## WORK TO BE COMPLETED
Leaving out the pictures, please retype each record exactly.
====== DATA FOR THIS EXERCISE
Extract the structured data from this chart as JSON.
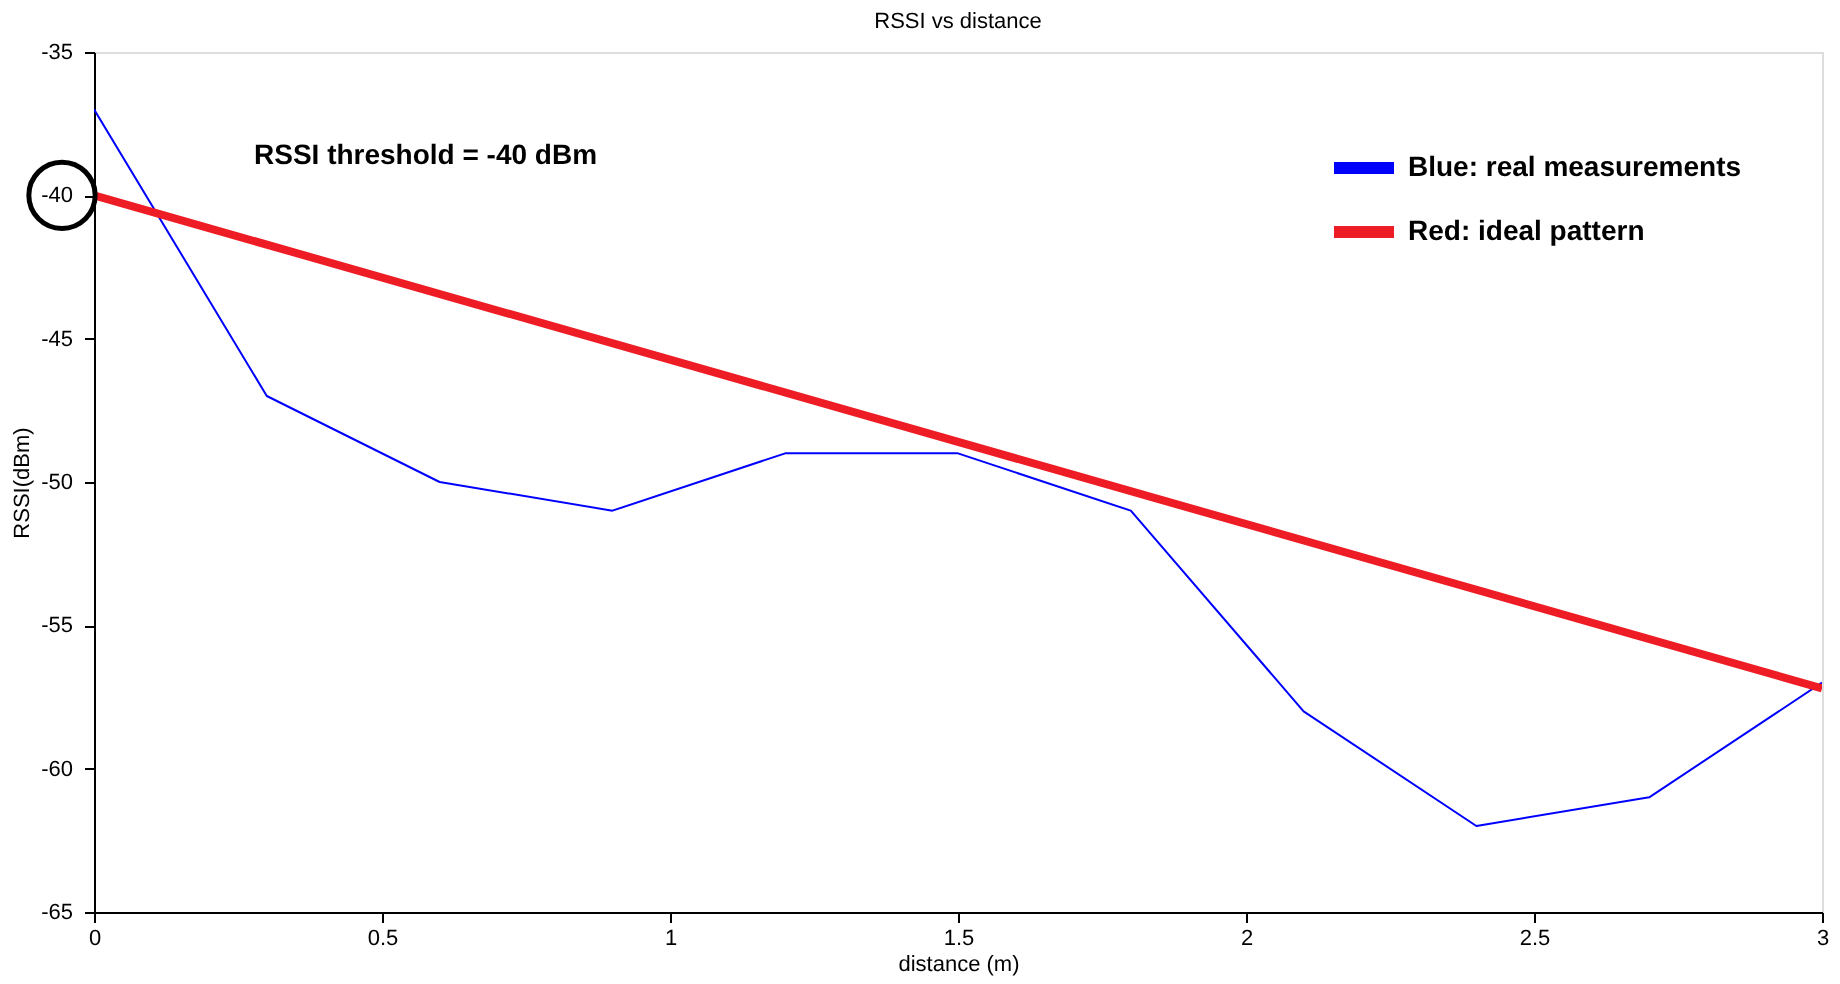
{
  "chart_data": {
    "type": "line",
    "title": "RSSI vs distance",
    "xlabel": "distance (m)",
    "ylabel": "RSSI(dBm)",
    "xlim": [
      0,
      3
    ],
    "ylim": [
      -65,
      -35
    ],
    "xticks": [
      0,
      0.5,
      1,
      1.5,
      2,
      2.5,
      3
    ],
    "yticks": [
      -65,
      -60,
      -55,
      -50,
      -45,
      -40,
      -35
    ],
    "grid": false,
    "legend": "top right",
    "marker": "none",
    "line_style": "solid",
    "series": [
      {
        "name": "Blue: real measurements",
        "color": "#0000ff",
        "x": [
          0,
          0.3,
          0.6,
          0.9,
          1.2,
          1.5,
          1.8,
          2.1,
          2.4,
          2.7,
          3
        ],
        "values": [
          -37,
          -47,
          -50,
          -51,
          -49,
          -49,
          -51,
          -58,
          -62,
          -61,
          -57
        ]
      },
      {
        "name": "Red: ideal pattern",
        "color": "#ee1c24",
        "x": [
          0,
          3
        ],
        "values": [
          -40,
          -57.2
        ]
      }
    ],
    "annotations": [
      "RSSI threshold = -40 dBm"
    ]
  }
}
============
## ANSWER TO THE TASK
Extract the structured data from this chart as JSON.
{
  "chart_data": {
    "type": "line",
    "title": "RSSI vs distance",
    "xlabel": "distance (m)",
    "ylabel": "RSSI(dBm)",
    "xlim": [
      0,
      3
    ],
    "ylim": [
      -65,
      -35
    ],
    "xticks": [
      0,
      0.5,
      1,
      1.5,
      2,
      2.5,
      3
    ],
    "yticks": [
      -65,
      -60,
      -55,
      -50,
      -45,
      -40,
      -35
    ],
    "grid": false,
    "legend": "top right",
    "marker": "none",
    "line_style": "solid",
    "series": [
      {
        "name": "Blue: real measurements",
        "color": "#0000ff",
        "x": [
          0,
          0.3,
          0.6,
          0.9,
          1.2,
          1.5,
          1.8,
          2.1,
          2.4,
          2.7,
          3
        ],
        "values": [
          -37,
          -47,
          -50,
          -51,
          -49,
          -49,
          -51,
          -58,
          -62,
          -61,
          -57
        ]
      },
      {
        "name": "Red: ideal pattern",
        "color": "#ee1c24",
        "x": [
          0,
          3
        ],
        "values": [
          -40,
          -57.2
        ]
      }
    ],
    "annotations": [
      "RSSI threshold = -40 dBm"
    ]
  }
}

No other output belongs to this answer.